EXERCISE PROMPT ▸ Pick out every line in the data below that holds "title".

RECORDS FOR THIS TASK ▸
......
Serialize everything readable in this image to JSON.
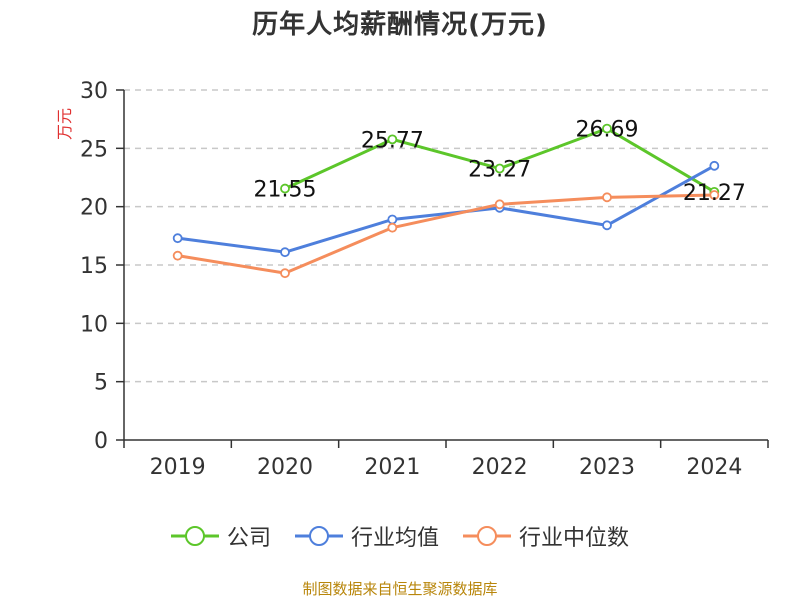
{
  "title": "历年人均薪酬情况(万元)",
  "source": "制图数据来自恒生聚源数据库",
  "chart_data": {
    "type": "line",
    "title": "历年人均薪酬情况(万元)",
    "ylabel": "万元",
    "xlabel": "",
    "ylim": [
      0,
      30
    ],
    "yticks": [
      0,
      5,
      10,
      15,
      20,
      25,
      30
    ],
    "categories": [
      "2019",
      "2020",
      "2021",
      "2022",
      "2023",
      "2024"
    ],
    "series": [
      {
        "name": "公司",
        "color": "#5cc62a",
        "values": [
          null,
          21.55,
          25.77,
          23.27,
          26.69,
          21.27
        ],
        "labels": [
          "",
          "21.55",
          "25.77",
          "23.27",
          "26.69",
          "21.27"
        ]
      },
      {
        "name": "行业均值",
        "color": "#4e7fdc",
        "values": [
          17.3,
          16.1,
          18.9,
          19.9,
          18.4,
          23.5
        ]
      },
      {
        "name": "行业中位数",
        "color": "#f58d5c",
        "values": [
          15.8,
          14.3,
          18.2,
          20.2,
          20.8,
          21.0
        ]
      }
    ],
    "grid": true,
    "legend": "bottom"
  }
}
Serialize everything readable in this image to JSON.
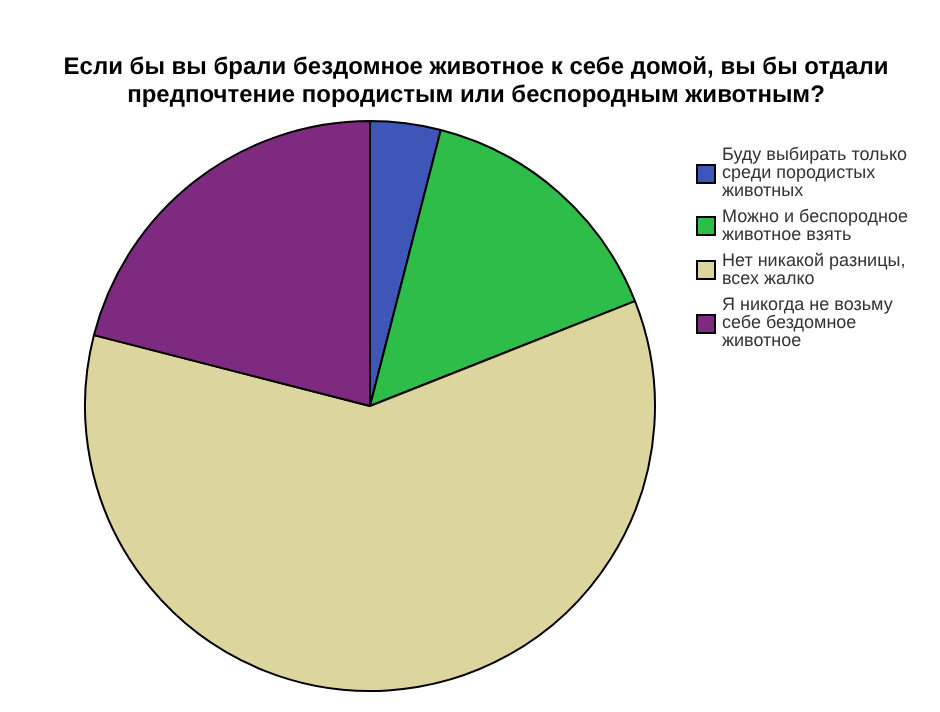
......
SOLUTION ▸
  "title": "历年人均薪酬情况(万元)",
    "title": "历年人均薪酬情况(万元)",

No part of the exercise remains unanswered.